INSTRUCTIONS TO FOLLOW: Turn the material below into a numbered list with one item per line. Skip blank lines and leave out the pictures.

========================================

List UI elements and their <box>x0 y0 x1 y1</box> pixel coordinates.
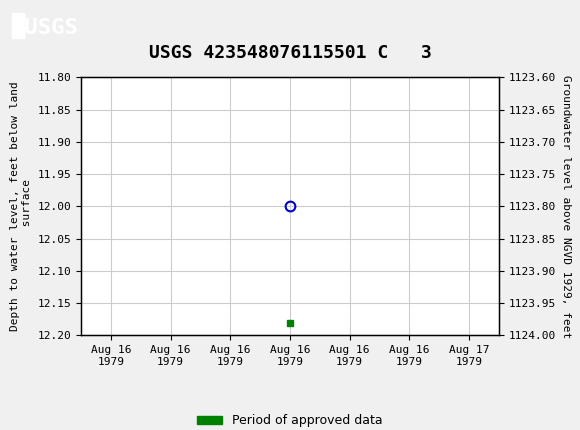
Text: USGS 423548076115501 C   3: USGS 423548076115501 C 3 <box>148 44 432 62</box>
Text: █USGS: █USGS <box>12 13 78 39</box>
Legend: Period of approved data: Period of approved data <box>192 409 388 430</box>
Y-axis label: Depth to water level, feet below land
 surface: Depth to water level, feet below land su… <box>10 82 32 331</box>
Y-axis label: Groundwater level above NGVD 1929, feet: Groundwater level above NGVD 1929, feet <box>561 75 571 338</box>
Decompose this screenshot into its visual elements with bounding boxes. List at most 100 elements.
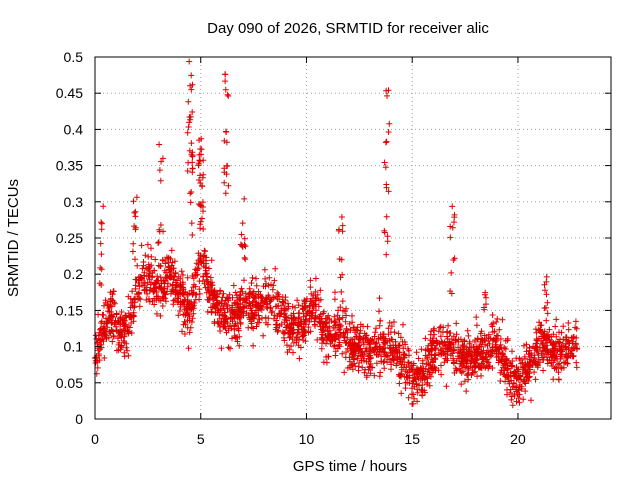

========================================

THE OUTPUT:
1. List UI elements and their <box>x0 y0 x1 y1</box> pixel coordinates.
2. Text: USGS 423548076115501 C   3: USGS 423548076115501 C 3 <box>148 44 432 62</box>
3. Text: █USGS: █USGS <box>12 13 78 39</box>
4. Legend: Period of approved data: Period of approved data <box>192 409 388 430</box>
5. Y-axis label: Depth to water level, feet below land
6.  surface: Depth to water level, feet below land su… <box>10 82 32 331</box>
7. Y-axis label: Groundwater level above NGVD 1929, feet: Groundwater level above NGVD 1929, feet <box>561 75 571 338</box>
8. Decompose this screenshot into its visual elements with bounding boxes. List at most 100 elements.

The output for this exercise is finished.